> **Short task**
All entries below need to be written out exactly, but without their pictures.

> **Exercise data**
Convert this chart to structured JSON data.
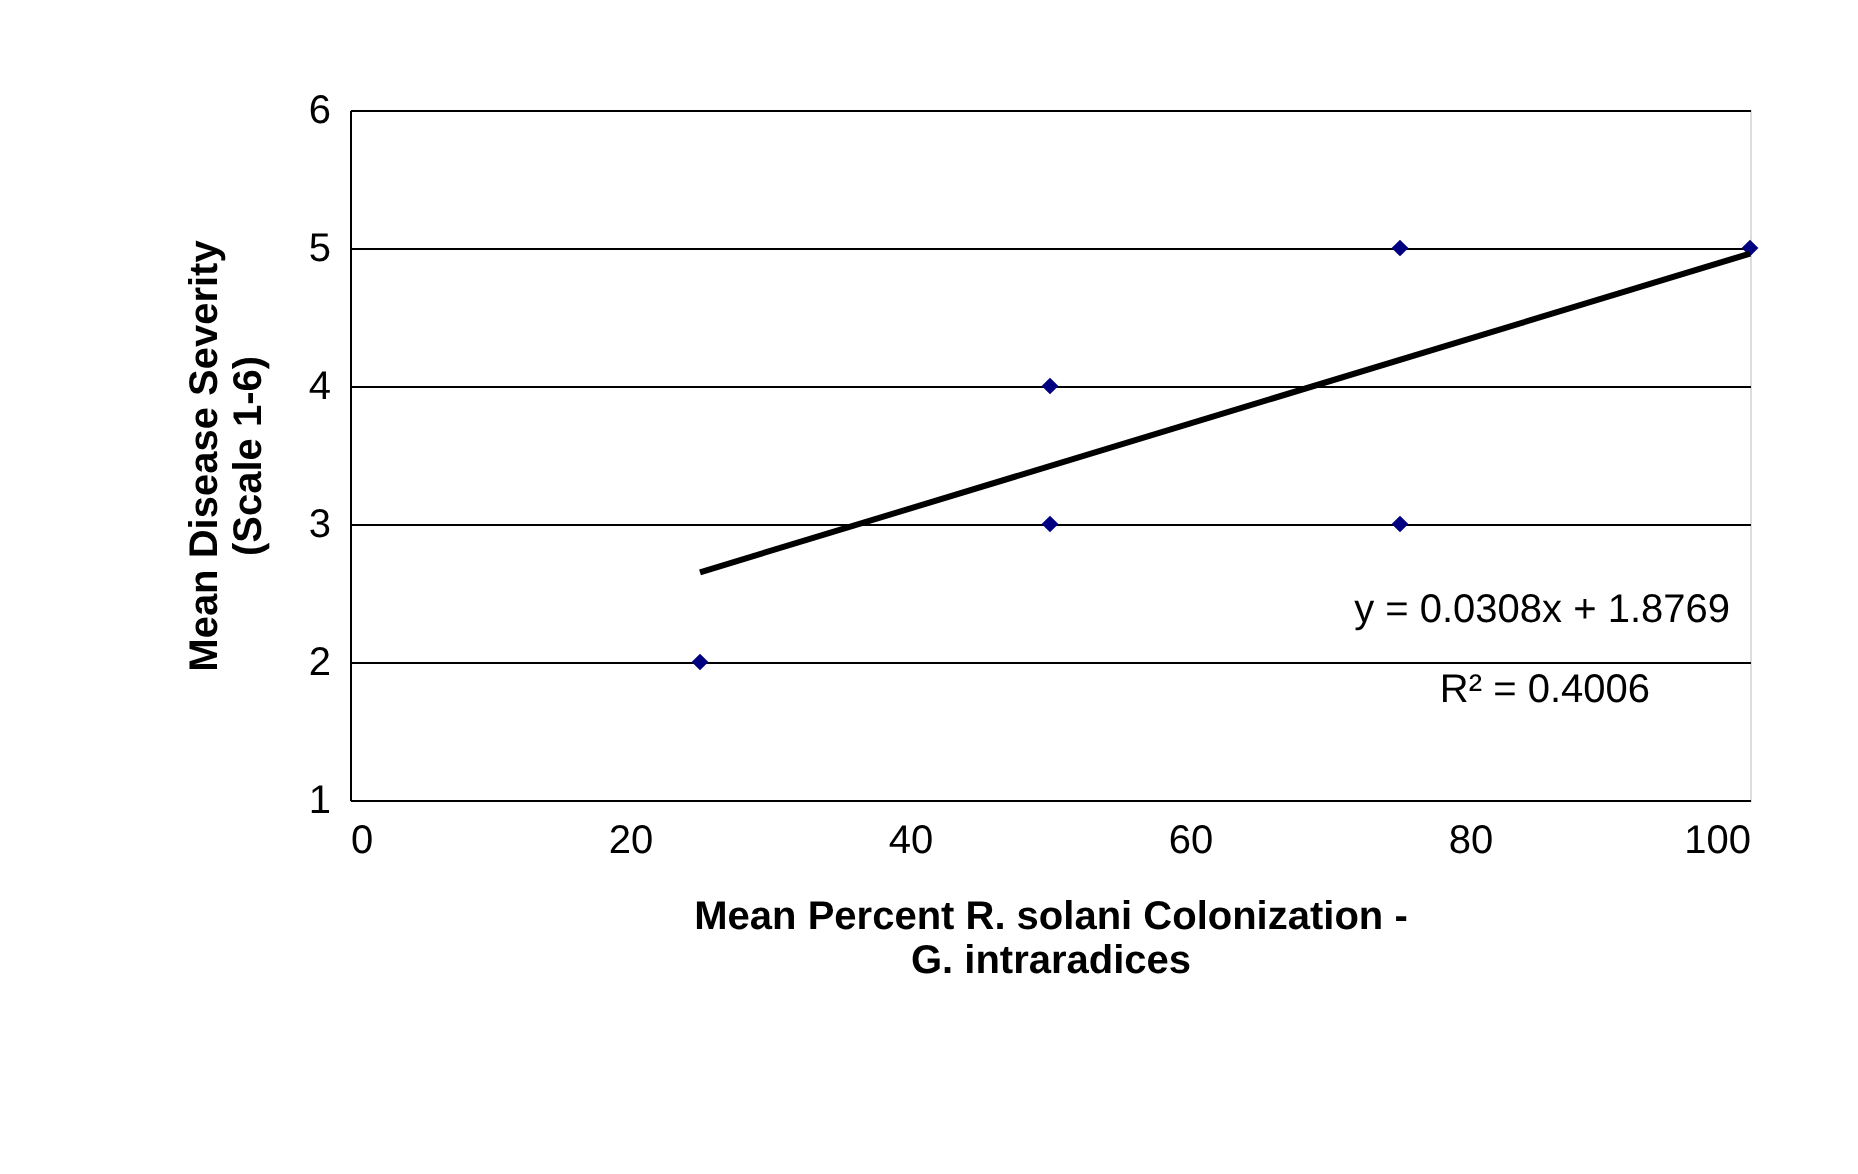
{
  "chart_data": {
    "type": "scatter",
    "xlabel": "Mean Percent R. solani Colonization -\nG. intraradices",
    "ylabel": "Mean Disease Severity\n(Scale 1-6)",
    "series": [
      {
        "color": "#000080",
        "marker": "diamond",
        "x": [
          25,
          50,
          50,
          75,
          75,
          100
        ],
        "values": [
          2,
          4,
          3,
          5,
          3,
          5
        ]
      },
      {
        "type": "line",
        "color": "#000000",
        "marker": "none",
        "line_style": "solid",
        "x": [
          25,
          100
        ],
        "values": [
          2.65,
          4.96
        ]
      }
    ],
    "xlim": [
      0,
      100
    ],
    "xticks": [
      0,
      20,
      40,
      60,
      80,
      100
    ],
    "ylim": [
      1,
      6
    ],
    "yticks": [
      1,
      2,
      3,
      4,
      5,
      6
    ],
    "grid": "y",
    "annotations": [
      "y = 0.0308x + 1.8769",
      "R² = 0.4006"
    ]
  }
}
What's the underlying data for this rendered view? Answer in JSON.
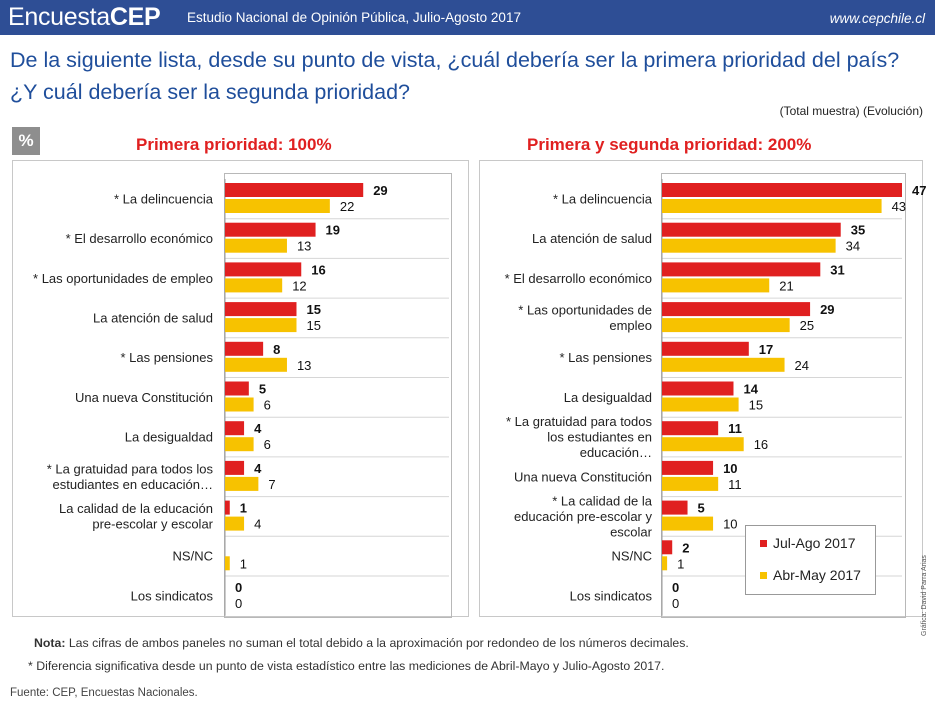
{
  "header": {
    "logo_light": "Encuesta",
    "logo_bold": "CEP",
    "subtitle": "Estudio Nacional de Opinión Pública, Julio-Agosto 2017",
    "url": "www.cepchile.cl"
  },
  "title": "De la siguiente lista, desde su punto de vista, ¿cuál debería ser la primera prioridad del país? ¿Y cuál debería ser la segunda prioridad?",
  "subtitle_right": "(Total muestra) (Evolución)",
  "percent_badge": "%",
  "colors": {
    "red": "#e02020",
    "yellow": "#f7c200",
    "header": "#2e4e95",
    "title": "#1f4e9b"
  },
  "chart_data": [
    {
      "type": "bar",
      "orientation": "horizontal",
      "title": "Primera prioridad: 100%",
      "categories": [
        "* La delincuencia",
        "* El desarrollo económico",
        "* Las oportunidades de empleo",
        "La atención de salud",
        "* Las pensiones",
        "Una nueva Constitución",
        "La desigualdad",
        "* La gratuidad para todos los estudiantes en educación…",
        "La calidad de la educación pre-escolar y escolar",
        "NS/NC",
        "Los sindicatos"
      ],
      "series": [
        {
          "name": "Jul-Ago 2017",
          "color": "#e02020",
          "values": [
            29,
            19,
            16,
            15,
            8,
            5,
            4,
            4,
            1,
            null,
            0
          ]
        },
        {
          "name": "Abr-May 2017",
          "color": "#f7c200",
          "values": [
            22,
            13,
            12,
            15,
            13,
            6,
            6,
            7,
            4,
            1,
            0
          ]
        }
      ],
      "xlim": [
        0,
        47
      ]
    },
    {
      "type": "bar",
      "orientation": "horizontal",
      "title": "Primera y segunda prioridad: 200%",
      "categories": [
        "* La delincuencia",
        "La atención de salud",
        "* El desarrollo económico",
        "* Las oportunidades de empleo",
        "* Las pensiones",
        "La desigualdad",
        "* La gratuidad para todos los estudiantes en educación…",
        "Una nueva Constitución",
        "* La calidad de la educación pre-escolar y escolar",
        "NS/NC",
        "Los sindicatos"
      ],
      "series": [
        {
          "name": "Jul-Ago 2017",
          "color": "#e02020",
          "values": [
            47,
            35,
            31,
            29,
            17,
            14,
            11,
            10,
            5,
            2,
            0
          ]
        },
        {
          "name": "Abr-May 2017",
          "color": "#f7c200",
          "values": [
            43,
            34,
            21,
            25,
            24,
            15,
            16,
            11,
            10,
            1,
            0
          ]
        }
      ],
      "xlim": [
        0,
        47
      ]
    }
  ],
  "legend": {
    "items": [
      "Jul-Ago 2017",
      "Abr-May 2017"
    ]
  },
  "notes": {
    "note_label": "Nota:",
    "note_text": " Las cifras de ambos paneles no suman el total debido a la aproximación por redondeo de los números decimales.",
    "significance": "* Diferencia significativa desde un punto de vista estadístico entre las mediciones de Abril-Mayo y Julio-Agosto 2017."
  },
  "source": "Fuente: CEP, Encuestas Nacionales.",
  "credit": "Gráfica: David Parra Arias"
}
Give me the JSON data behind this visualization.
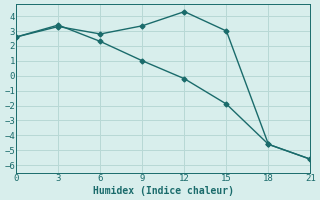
{
  "xlabel": "Humidex (Indice chaleur)",
  "ylabel": "",
  "background_color": "#d8eeec",
  "line_color": "#1a6b6b",
  "grid_color": "#b8d8d5",
  "line1_x": [
    0,
    3,
    6,
    9,
    12,
    15,
    18,
    21
  ],
  "line1_y": [
    2.6,
    3.3,
    2.8,
    3.35,
    4.3,
    3.0,
    -4.6,
    -5.6
  ],
  "line2_x": [
    0,
    3,
    6,
    9,
    12,
    15,
    18,
    21
  ],
  "line2_y": [
    2.6,
    3.4,
    2.3,
    1.0,
    -0.2,
    -1.9,
    -4.6,
    -5.6
  ],
  "xlim": [
    0,
    21
  ],
  "ylim": [
    -6.5,
    4.8
  ],
  "xticks": [
    0,
    3,
    6,
    9,
    12,
    15,
    18,
    21
  ],
  "yticks": [
    -6,
    -5,
    -4,
    -3,
    -2,
    -1,
    0,
    1,
    2,
    3,
    4
  ],
  "marker": "D",
  "markersize": 2.5,
  "linewidth": 1.0
}
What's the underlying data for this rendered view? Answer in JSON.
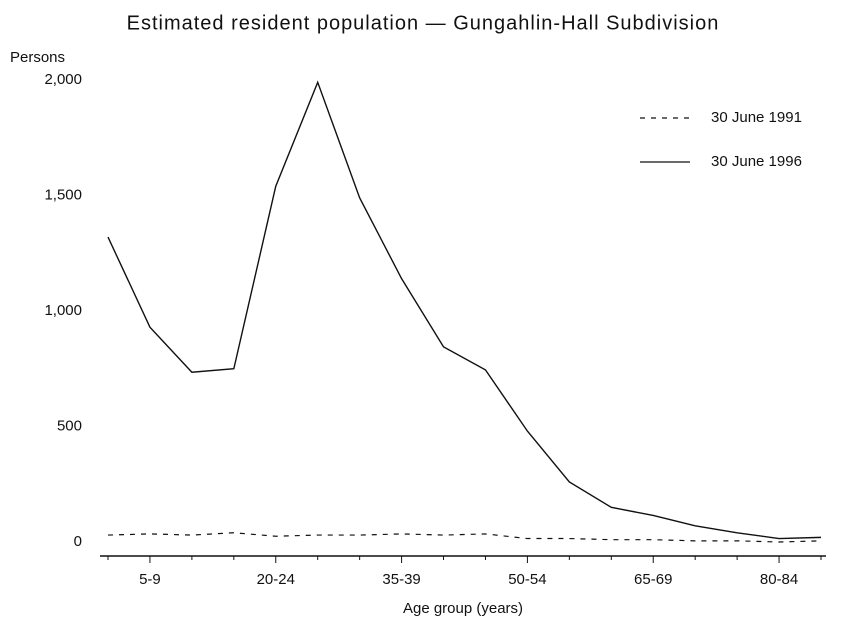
{
  "chart_data": {
    "type": "line",
    "title": "Estimated resident population — Gungahlin-Hall Subdivision",
    "y_label": "Persons",
    "x_label": "Age group (years)",
    "categories": [
      null,
      "5-9",
      null,
      null,
      "20-24",
      null,
      null,
      "35-39",
      null,
      null,
      "50-54",
      null,
      null,
      "65-69",
      null,
      null,
      "80-84",
      null
    ],
    "series": [
      {
        "name": "30 June 1991",
        "color": "#111111",
        "line_style": "dashed",
        "values": [
          30,
          35,
          30,
          40,
          25,
          30,
          30,
          35,
          30,
          35,
          15,
          15,
          10,
          10,
          5,
          5,
          0,
          5
        ]
      },
      {
        "name": "30 June 1996",
        "color": "#111111",
        "line_style": "solid",
        "values": [
          1320,
          930,
          735,
          750,
          1540,
          1990,
          1490,
          1140,
          845,
          745,
          480,
          260,
          150,
          115,
          70,
          40,
          15,
          20
        ]
      }
    ],
    "ylim": [
      0,
      2000
    ],
    "yticks": [
      {
        "value": 0,
        "label": "0"
      },
      {
        "value": 500,
        "label": "500"
      },
      {
        "value": 1000,
        "label": "1,000"
      },
      {
        "value": 1500,
        "label": "1,500"
      },
      {
        "value": 2000,
        "label": "2,000"
      }
    ],
    "legend": "upper right"
  }
}
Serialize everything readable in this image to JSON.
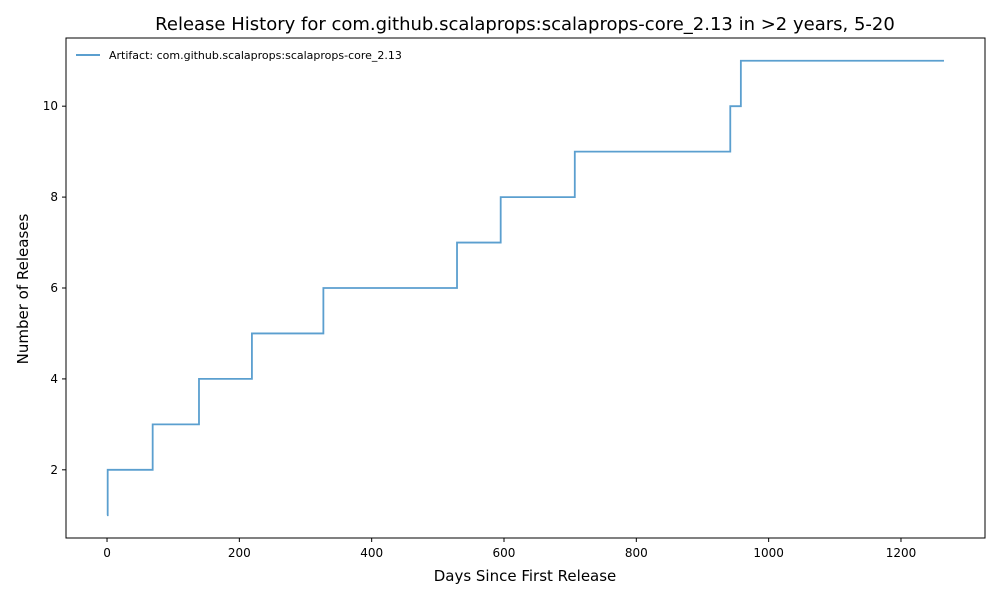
{
  "chart_data": {
    "type": "line",
    "step": true,
    "title": "Release History for com.github.scalaprops:scalaprops-core_2.13 in >2 years, 5-20",
    "xlabel": "Days Since First Release",
    "ylabel": "Number of Releases",
    "xlim": [
      -62,
      1327
    ],
    "ylim": [
      0.5,
      11.5
    ],
    "xticks": [
      0,
      200,
      400,
      600,
      800,
      1000,
      1200
    ],
    "yticks": [
      2,
      4,
      6,
      8,
      10
    ],
    "grid": false,
    "legend_position": "top-left",
    "series": [
      {
        "name": "Artifact: com.github.scalaprops:scalaprops-core_2.13",
        "color": "#5b9fcf",
        "x": [
          0,
          1,
          69,
          139,
          219,
          327,
          529,
          595,
          707,
          942,
          958,
          1265
        ],
        "y": [
          1,
          2,
          3,
          4,
          5,
          6,
          7,
          8,
          9,
          10,
          11,
          11
        ]
      }
    ]
  }
}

> **Complete response**
Convert this chart to structured JSON data.
{
  "chart_data": {
    "type": "scatter",
    "xlabel": "Mean Percent R. solani Colonization -\nG. intraradices",
    "ylabel": "Mean Disease Severity\n(Scale 1-6)",
    "series": [
      {
        "color": "#000080",
        "marker": "diamond",
        "x": [
          25,
          50,
          50,
          75,
          75,
          100
        ],
        "values": [
          2,
          4,
          3,
          5,
          3,
          5
        ]
      },
      {
        "type": "line",
        "color": "#000000",
        "marker": "none",
        "line_style": "solid",
        "x": [
          25,
          100
        ],
        "values": [
          2.65,
          4.96
        ]
      }
    ],
    "xlim": [
      0,
      100
    ],
    "xticks": [
      0,
      20,
      40,
      60,
      80,
      100
    ],
    "ylim": [
      1,
      6
    ],
    "yticks": [
      1,
      2,
      3,
      4,
      5,
      6
    ],
    "grid": "y",
    "annotations": [
      "y = 0.0308x + 1.8769",
      "R² = 0.4006"
    ]
  }
}
What's the underlying data for this rendered view? Answer in JSON.
{
  "header": {
    "logo_light": "Encuesta",
    "logo_bold": "CEP",
    "subtitle": "Estudio Nacional de Opinión Pública, Julio-Agosto 2017",
    "url": "www.cepchile.cl"
  },
  "title": "De la siguiente lista, desde su punto de vista, ¿cuál debería ser la primera prioridad del país? ¿Y cuál debería ser la segunda prioridad?",
  "subtitle_right": "(Total muestra) (Evolución)",
  "percent_badge": "%",
  "colors": {
    "red": "#e02020",
    "yellow": "#f7c200",
    "header": "#2e4e95",
    "title": "#1f4e9b"
  },
  "chart_data": [
    {
      "type": "bar",
      "orientation": "horizontal",
      "title": "Primera prioridad: 100%",
      "categories": [
        "* La delincuencia",
        "* El desarrollo económico",
        "* Las oportunidades de empleo",
        "La atención de salud",
        "* Las pensiones",
        "Una nueva Constitución",
        "La desigualdad",
        "* La gratuidad para todos los estudiantes en educación…",
        "La calidad de la educación pre-escolar y escolar",
        "NS/NC",
        "Los sindicatos"
      ],
      "series": [
        {
          "name": "Jul-Ago 2017",
          "color": "#e02020",
          "values": [
            29,
            19,
            16,
            15,
            8,
            5,
            4,
            4,
            1,
            null,
            0
          ]
        },
        {
          "name": "Abr-May 2017",
          "color": "#f7c200",
          "values": [
            22,
            13,
            12,
            15,
            13,
            6,
            6,
            7,
            4,
            1,
            0
          ]
        }
      ],
      "xlim": [
        0,
        47
      ]
    },
    {
      "type": "bar",
      "orientation": "horizontal",
      "title": "Primera y segunda prioridad: 200%",
      "categories": [
        "* La delincuencia",
        "La atención de salud",
        "* El desarrollo económico",
        "* Las oportunidades de empleo",
        "* Las pensiones",
        "La desigualdad",
        "* La gratuidad para todos los estudiantes en educación…",
        "Una nueva Constitución",
        "* La calidad de la educación pre-escolar y escolar",
        "NS/NC",
        "Los sindicatos"
      ],
      "series": [
        {
          "name": "Jul-Ago 2017",
          "color": "#e02020",
          "values": [
            47,
            35,
            31,
            29,
            17,
            14,
            11,
            10,
            5,
            2,
            0
          ]
        },
        {
          "name": "Abr-May 2017",
          "color": "#f7c200",
          "values": [
            43,
            34,
            21,
            25,
            24,
            15,
            16,
            11,
            10,
            1,
            0
          ]
        }
      ],
      "xlim": [
        0,
        47
      ]
    }
  ],
  "legend": {
    "items": [
      "Jul-Ago 2017",
      "Abr-May 2017"
    ]
  },
  "notes": {
    "note_label": "Nota:",
    "note_text": " Las cifras de ambos paneles no suman el total debido a la aproximación por redondeo de los números decimales.",
    "significance": "* Diferencia significativa desde un punto de vista estadístico entre las mediciones de Abril-Mayo y Julio-Agosto 2017."
  },
  "source": "Fuente: CEP, Encuestas Nacionales.",
  "credit": "Gráfica: David Parra Arias"
}
Give me the JSON data behind this visualization.
{
  "xlabel": "Humidex (Indice chaleur)",
  "ylabel": "",
  "background_color": "#d8eeec",
  "line_color": "#1a6b6b",
  "grid_color": "#b8d8d5",
  "line1_x": [
    0,
    3,
    6,
    9,
    12,
    15,
    18,
    21
  ],
  "line1_y": [
    2.6,
    3.3,
    2.8,
    3.35,
    4.3,
    3.0,
    -4.6,
    -5.6
  ],
  "line2_x": [
    0,
    3,
    6,
    9,
    12,
    15,
    18,
    21
  ],
  "line2_y": [
    2.6,
    3.4,
    2.3,
    1.0,
    -0.2,
    -1.9,
    -4.6,
    -5.6
  ],
  "xlim": [
    0,
    21
  ],
  "ylim": [
    -6.5,
    4.8
  ],
  "xticks": [
    0,
    3,
    6,
    9,
    12,
    15,
    18,
    21
  ],
  "yticks": [
    -6,
    -5,
    -4,
    -3,
    -2,
    -1,
    0,
    1,
    2,
    3,
    4
  ],
  "marker": "D",
  "markersize": 2.5,
  "linewidth": 1.0
}
What's the underlying data for this rendered view? Answer in JSON.
{
  "chart_data": {
    "type": "line",
    "title": "Estimated resident population — Gungahlin-Hall Subdivision",
    "y_label": "Persons",
    "x_label": "Age group (years)",
    "categories": [
      null,
      "5-9",
      null,
      null,
      "20-24",
      null,
      null,
      "35-39",
      null,
      null,
      "50-54",
      null,
      null,
      "65-69",
      null,
      null,
      "80-84",
      null
    ],
    "series": [
      {
        "name": "30 June 1991",
        "color": "#111111",
        "line_style": "dashed",
        "values": [
          30,
          35,
          30,
          40,
          25,
          30,
          30,
          35,
          30,
          35,
          15,
          15,
          10,
          10,
          5,
          5,
          0,
          5
        ]
      },
      {
        "name": "30 June 1996",
        "color": "#111111",
        "line_style": "solid",
        "values": [
          1320,
          930,
          735,
          750,
          1540,
          1990,
          1490,
          1140,
          845,
          745,
          480,
          260,
          150,
          115,
          70,
          40,
          15,
          20
        ]
      }
    ],
    "ylim": [
      0,
      2000
    ],
    "yticks": [
      {
        "value": 0,
        "label": "0"
      },
      {
        "value": 500,
        "label": "500"
      },
      {
        "value": 1000,
        "label": "1,000"
      },
      {
        "value": 1500,
        "label": "1,500"
      },
      {
        "value": 2000,
        "label": "2,000"
      }
    ],
    "legend": "upper right"
  }
}
Serialize everything readable in this image to JSON.
{
  "chart_data": {
    "type": "line",
    "step": true,
    "title": "Release History for com.github.scalaprops:scalaprops-core_2.13 in >2 years, 5-20",
    "xlabel": "Days Since First Release",
    "ylabel": "Number of Releases",
    "xlim": [
      -62,
      1327
    ],
    "ylim": [
      0.5,
      11.5
    ],
    "xticks": [
      0,
      200,
      400,
      600,
      800,
      1000,
      1200
    ],
    "yticks": [
      2,
      4,
      6,
      8,
      10
    ],
    "grid": false,
    "legend_position": "top-left",
    "series": [
      {
        "name": "Artifact: com.github.scalaprops:scalaprops-core_2.13",
        "color": "#5b9fcf",
        "x": [
          0,
          1,
          69,
          139,
          219,
          327,
          529,
          595,
          707,
          942,
          958,
          1265
        ],
        "y": [
          1,
          2,
          3,
          4,
          5,
          6,
          7,
          8,
          9,
          10,
          11,
          11
        ]
      }
    ]
  }
}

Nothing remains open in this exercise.